Task statement: Determine how many lines below hold the string "Change". Reply with the number alone.
— begin Provided data —
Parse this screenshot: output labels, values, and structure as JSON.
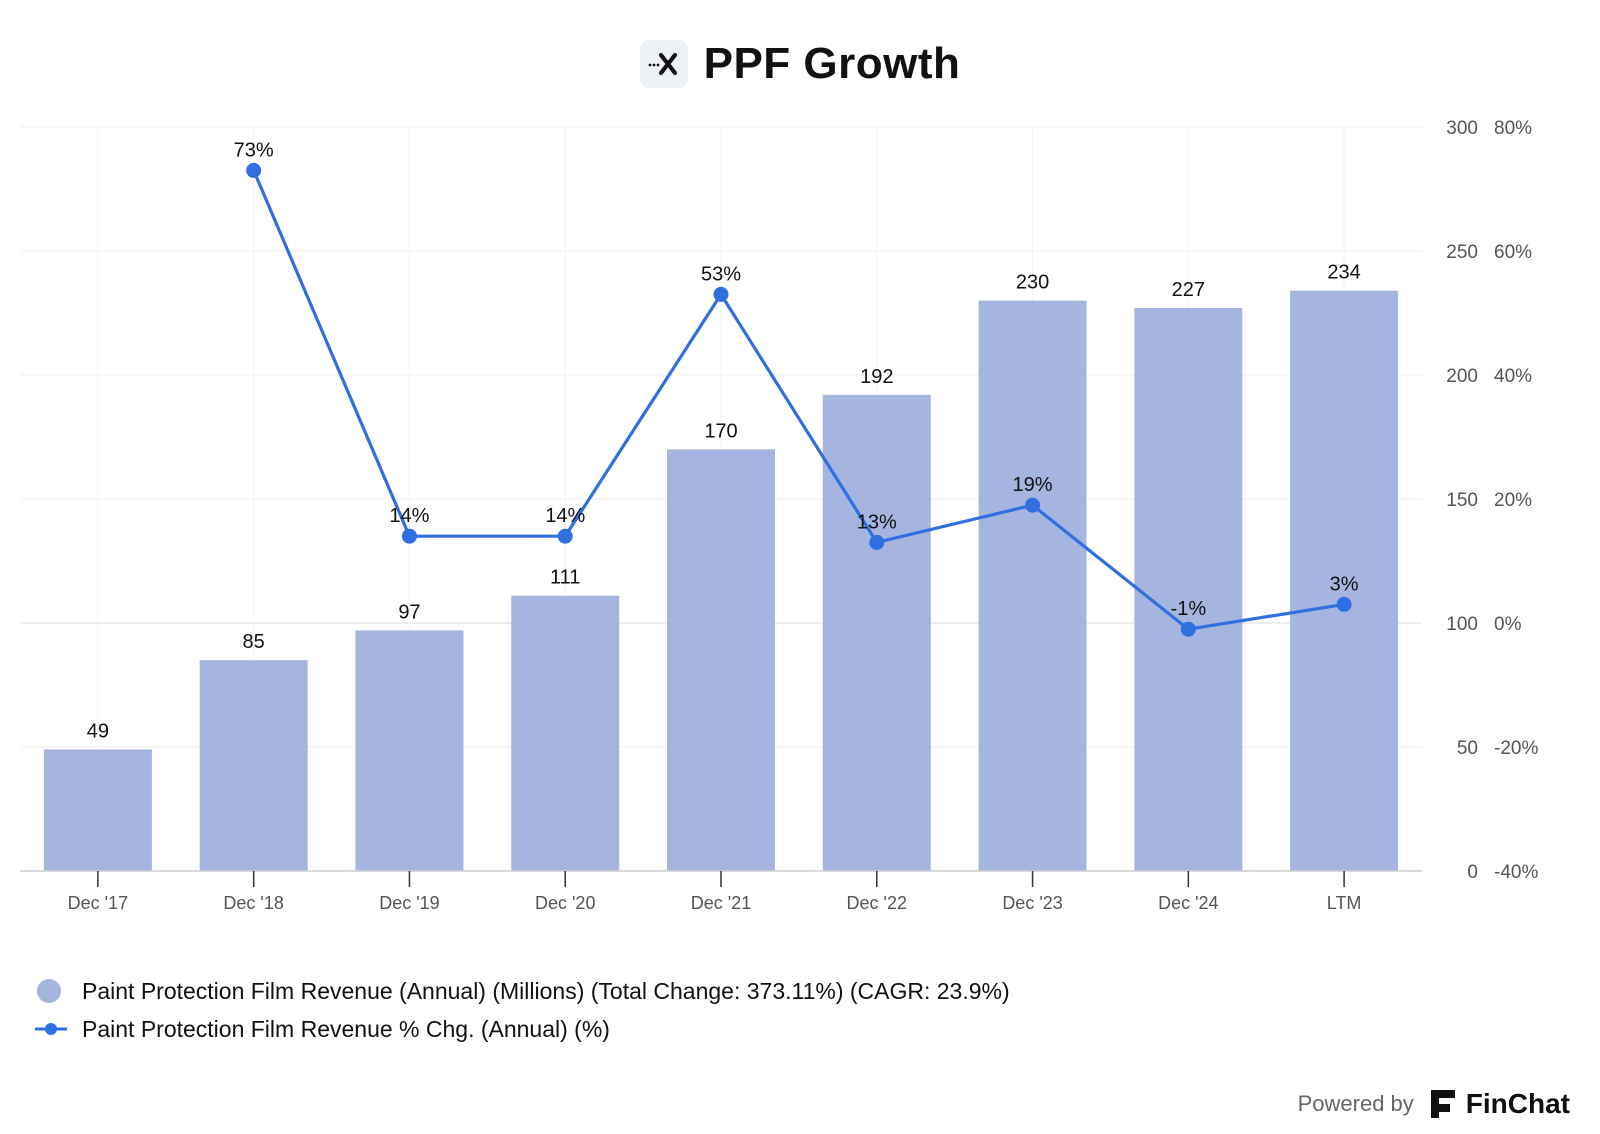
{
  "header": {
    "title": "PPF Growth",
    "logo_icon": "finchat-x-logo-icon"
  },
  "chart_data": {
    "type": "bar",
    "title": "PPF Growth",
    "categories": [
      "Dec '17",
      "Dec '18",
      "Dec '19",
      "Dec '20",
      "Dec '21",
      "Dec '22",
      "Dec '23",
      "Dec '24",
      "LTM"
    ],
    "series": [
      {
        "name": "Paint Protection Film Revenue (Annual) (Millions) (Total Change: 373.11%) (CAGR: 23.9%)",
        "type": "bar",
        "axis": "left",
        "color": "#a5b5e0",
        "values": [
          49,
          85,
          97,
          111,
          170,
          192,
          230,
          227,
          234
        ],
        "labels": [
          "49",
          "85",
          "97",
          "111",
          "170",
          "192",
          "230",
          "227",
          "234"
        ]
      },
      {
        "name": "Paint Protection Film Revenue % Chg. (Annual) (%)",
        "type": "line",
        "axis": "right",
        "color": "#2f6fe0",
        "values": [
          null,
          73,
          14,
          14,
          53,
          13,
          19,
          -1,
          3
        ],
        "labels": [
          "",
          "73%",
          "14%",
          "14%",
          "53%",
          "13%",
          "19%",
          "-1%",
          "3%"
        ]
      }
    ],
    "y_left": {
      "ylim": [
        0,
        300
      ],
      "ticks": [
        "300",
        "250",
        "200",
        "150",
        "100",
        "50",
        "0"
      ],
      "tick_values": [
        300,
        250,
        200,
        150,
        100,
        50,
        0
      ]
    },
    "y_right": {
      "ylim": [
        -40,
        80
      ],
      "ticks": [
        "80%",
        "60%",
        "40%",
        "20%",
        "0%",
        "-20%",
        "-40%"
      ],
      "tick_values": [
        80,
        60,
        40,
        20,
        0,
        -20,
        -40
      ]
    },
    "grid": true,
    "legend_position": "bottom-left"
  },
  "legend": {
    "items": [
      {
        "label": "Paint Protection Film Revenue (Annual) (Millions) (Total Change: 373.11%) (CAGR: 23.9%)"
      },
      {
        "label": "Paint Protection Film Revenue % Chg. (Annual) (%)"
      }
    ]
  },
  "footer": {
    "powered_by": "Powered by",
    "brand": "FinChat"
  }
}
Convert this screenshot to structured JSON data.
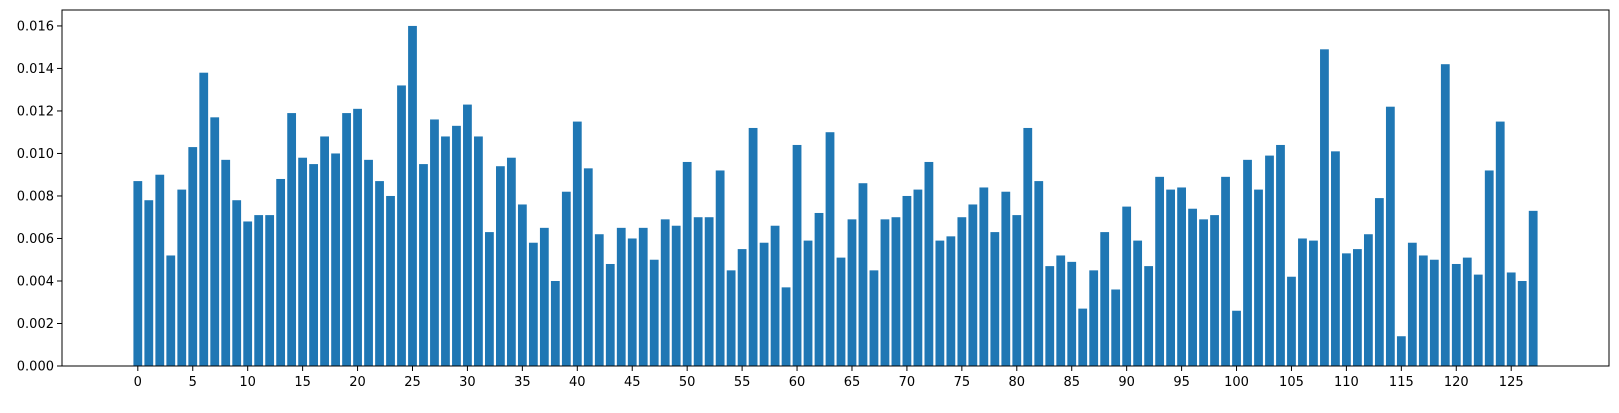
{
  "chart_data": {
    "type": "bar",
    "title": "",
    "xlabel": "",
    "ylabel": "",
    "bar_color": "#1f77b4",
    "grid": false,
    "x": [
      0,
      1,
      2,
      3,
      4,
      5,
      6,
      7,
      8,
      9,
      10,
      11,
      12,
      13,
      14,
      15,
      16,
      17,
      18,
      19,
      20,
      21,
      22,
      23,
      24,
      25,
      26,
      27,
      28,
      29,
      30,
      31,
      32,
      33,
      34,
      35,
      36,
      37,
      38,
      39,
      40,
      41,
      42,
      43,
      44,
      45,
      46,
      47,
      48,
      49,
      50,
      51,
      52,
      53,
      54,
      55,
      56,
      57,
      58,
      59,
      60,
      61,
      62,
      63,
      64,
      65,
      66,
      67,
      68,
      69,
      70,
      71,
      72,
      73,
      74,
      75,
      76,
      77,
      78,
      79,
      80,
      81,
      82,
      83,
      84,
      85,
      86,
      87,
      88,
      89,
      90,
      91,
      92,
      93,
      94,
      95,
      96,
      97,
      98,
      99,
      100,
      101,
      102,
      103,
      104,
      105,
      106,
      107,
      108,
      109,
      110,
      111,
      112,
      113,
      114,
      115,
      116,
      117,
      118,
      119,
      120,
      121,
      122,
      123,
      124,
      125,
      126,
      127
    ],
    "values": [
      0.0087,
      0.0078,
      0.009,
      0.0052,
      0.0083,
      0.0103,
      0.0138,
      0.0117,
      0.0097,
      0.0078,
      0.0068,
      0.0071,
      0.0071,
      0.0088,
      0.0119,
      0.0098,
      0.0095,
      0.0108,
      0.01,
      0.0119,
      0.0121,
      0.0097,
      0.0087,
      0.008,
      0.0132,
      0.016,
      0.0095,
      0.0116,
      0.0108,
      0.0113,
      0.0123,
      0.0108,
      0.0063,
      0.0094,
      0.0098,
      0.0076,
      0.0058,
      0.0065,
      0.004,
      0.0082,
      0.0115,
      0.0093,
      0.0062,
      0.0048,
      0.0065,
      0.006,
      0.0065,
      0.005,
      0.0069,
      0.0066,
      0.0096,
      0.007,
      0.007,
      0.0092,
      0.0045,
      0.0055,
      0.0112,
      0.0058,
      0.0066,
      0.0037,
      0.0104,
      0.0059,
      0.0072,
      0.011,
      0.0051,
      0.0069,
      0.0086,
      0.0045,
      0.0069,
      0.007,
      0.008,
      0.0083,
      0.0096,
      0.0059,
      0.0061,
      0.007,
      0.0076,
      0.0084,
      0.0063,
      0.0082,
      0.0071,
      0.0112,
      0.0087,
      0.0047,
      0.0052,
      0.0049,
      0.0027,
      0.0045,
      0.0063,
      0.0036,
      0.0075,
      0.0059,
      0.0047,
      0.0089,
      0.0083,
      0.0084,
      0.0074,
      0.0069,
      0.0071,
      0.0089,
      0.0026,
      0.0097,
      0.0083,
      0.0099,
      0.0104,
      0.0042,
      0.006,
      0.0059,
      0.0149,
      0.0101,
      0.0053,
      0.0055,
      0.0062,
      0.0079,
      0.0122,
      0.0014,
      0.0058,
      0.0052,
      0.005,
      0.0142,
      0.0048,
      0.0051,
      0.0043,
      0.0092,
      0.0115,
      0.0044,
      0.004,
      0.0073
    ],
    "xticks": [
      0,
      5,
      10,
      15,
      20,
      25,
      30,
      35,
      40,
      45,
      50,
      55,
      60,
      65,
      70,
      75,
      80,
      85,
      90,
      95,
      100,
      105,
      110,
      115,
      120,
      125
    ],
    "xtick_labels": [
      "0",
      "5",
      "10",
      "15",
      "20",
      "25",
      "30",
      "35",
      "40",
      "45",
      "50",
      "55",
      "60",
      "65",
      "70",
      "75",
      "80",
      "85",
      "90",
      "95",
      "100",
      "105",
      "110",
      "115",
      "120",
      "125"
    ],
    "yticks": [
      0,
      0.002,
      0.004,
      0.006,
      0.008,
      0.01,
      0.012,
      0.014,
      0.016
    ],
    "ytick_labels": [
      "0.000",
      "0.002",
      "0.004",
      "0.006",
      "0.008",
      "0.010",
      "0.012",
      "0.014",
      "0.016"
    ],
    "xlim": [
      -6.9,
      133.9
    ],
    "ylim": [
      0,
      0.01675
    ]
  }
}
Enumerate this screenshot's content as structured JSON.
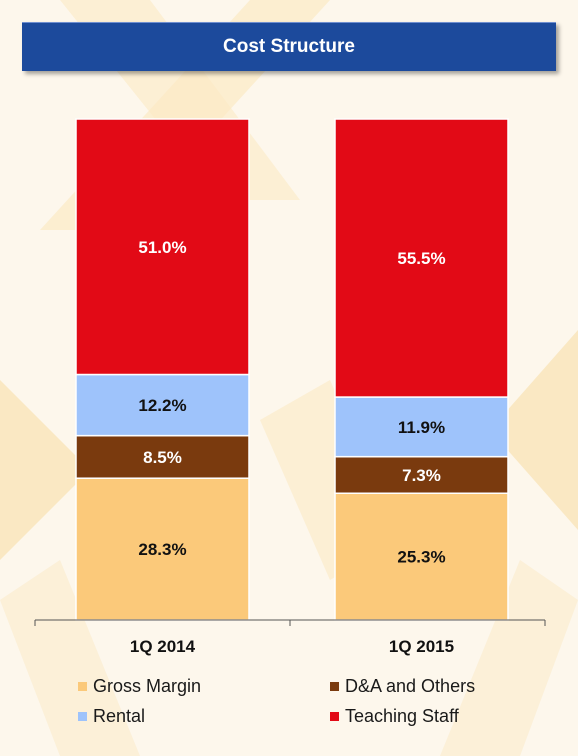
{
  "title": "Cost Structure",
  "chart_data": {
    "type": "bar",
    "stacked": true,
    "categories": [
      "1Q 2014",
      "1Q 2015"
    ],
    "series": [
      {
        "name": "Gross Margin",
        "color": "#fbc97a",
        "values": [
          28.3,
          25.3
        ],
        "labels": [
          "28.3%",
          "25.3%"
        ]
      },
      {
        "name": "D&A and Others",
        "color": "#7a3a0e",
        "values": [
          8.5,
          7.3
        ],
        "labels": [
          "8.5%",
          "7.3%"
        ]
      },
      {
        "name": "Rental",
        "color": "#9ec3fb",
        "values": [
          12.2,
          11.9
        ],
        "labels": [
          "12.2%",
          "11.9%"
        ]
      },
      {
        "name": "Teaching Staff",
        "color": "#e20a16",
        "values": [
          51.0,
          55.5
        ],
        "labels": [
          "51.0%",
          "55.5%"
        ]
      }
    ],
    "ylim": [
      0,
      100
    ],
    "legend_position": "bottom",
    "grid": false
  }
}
— end Provided data —
Exercise response: 2